[Data entries]
<<<<
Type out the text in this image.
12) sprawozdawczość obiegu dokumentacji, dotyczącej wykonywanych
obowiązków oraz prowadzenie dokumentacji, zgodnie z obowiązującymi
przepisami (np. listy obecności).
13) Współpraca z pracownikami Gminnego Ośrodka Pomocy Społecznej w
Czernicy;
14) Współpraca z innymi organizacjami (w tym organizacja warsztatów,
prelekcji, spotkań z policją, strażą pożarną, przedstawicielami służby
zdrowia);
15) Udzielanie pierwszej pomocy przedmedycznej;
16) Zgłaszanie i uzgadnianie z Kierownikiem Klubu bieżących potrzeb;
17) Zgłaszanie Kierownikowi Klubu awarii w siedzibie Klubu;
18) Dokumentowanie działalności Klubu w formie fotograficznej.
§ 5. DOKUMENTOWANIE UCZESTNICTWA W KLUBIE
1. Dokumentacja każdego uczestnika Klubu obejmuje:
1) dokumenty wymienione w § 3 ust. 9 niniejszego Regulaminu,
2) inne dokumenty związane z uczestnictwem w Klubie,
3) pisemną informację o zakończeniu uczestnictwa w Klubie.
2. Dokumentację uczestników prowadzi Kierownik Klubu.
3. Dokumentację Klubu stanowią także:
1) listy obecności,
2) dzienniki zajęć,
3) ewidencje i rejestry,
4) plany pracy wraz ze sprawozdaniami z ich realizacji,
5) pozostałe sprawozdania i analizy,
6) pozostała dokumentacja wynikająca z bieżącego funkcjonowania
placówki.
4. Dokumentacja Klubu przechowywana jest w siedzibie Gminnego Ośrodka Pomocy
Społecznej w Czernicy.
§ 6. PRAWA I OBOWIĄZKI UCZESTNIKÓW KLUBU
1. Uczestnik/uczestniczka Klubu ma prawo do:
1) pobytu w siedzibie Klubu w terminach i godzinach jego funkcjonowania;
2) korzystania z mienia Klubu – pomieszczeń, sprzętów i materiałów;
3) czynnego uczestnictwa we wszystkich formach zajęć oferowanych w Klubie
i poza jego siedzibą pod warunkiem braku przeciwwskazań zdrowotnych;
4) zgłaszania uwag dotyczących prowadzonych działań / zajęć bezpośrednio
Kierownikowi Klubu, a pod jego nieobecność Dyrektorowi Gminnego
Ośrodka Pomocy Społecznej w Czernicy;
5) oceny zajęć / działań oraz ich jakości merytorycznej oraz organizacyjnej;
>>>>
<<<<
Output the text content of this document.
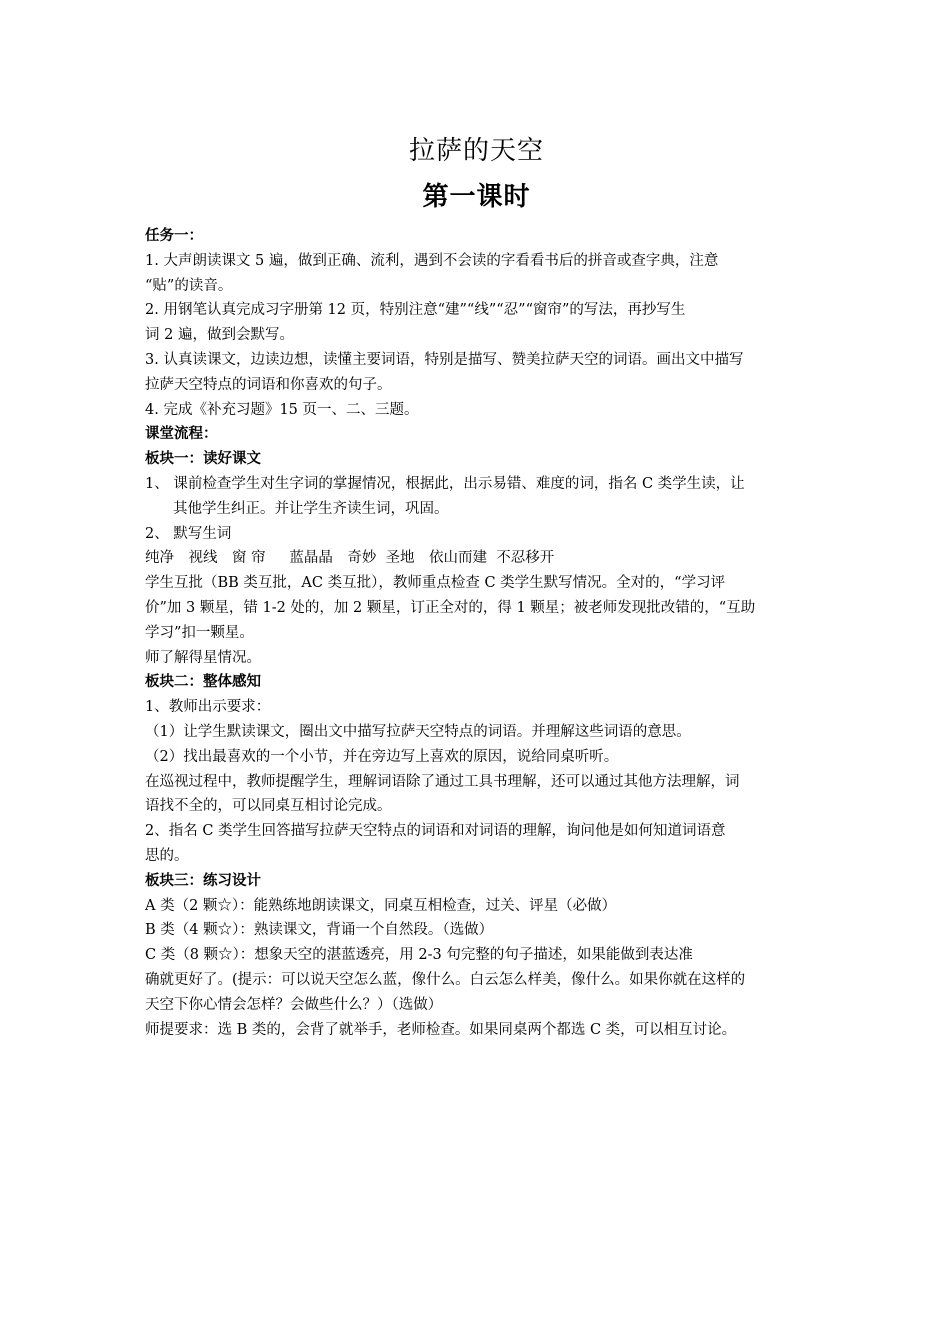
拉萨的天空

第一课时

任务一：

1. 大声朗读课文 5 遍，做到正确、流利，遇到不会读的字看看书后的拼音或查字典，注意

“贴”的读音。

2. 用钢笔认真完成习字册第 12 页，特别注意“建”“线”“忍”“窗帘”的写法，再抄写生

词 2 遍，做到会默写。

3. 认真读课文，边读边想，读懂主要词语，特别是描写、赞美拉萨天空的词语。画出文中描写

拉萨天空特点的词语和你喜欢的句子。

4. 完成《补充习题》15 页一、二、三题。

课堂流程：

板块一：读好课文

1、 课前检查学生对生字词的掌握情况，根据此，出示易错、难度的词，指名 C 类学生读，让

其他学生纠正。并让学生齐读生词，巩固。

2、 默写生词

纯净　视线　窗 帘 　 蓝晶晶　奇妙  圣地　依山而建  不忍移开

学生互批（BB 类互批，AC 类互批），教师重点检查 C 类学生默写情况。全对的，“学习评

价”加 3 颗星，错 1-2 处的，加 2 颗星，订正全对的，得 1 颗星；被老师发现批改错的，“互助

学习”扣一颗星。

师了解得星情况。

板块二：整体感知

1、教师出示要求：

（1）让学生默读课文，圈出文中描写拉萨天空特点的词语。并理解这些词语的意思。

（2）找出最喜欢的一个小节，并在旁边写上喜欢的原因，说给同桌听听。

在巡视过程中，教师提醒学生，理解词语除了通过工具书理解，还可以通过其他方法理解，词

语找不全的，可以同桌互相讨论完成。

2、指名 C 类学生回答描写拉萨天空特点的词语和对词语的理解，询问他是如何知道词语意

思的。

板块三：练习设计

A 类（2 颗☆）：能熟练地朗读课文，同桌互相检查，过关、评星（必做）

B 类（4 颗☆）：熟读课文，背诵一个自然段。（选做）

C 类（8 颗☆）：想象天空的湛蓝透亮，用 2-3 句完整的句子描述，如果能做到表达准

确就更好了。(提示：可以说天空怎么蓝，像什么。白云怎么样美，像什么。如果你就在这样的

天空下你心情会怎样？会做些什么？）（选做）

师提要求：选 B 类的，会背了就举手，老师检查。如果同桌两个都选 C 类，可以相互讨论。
>>>>
Find every line in the records above that holds the word "działań", and copy each one.

▶ **THE RESPONSE**
4) zgłaszania uwag dotyczących prowadzonych działań / zajęć bezpośrednio
5) oceny zajęć / działań oraz ich jakości merytorycznej oraz organizacyjnej;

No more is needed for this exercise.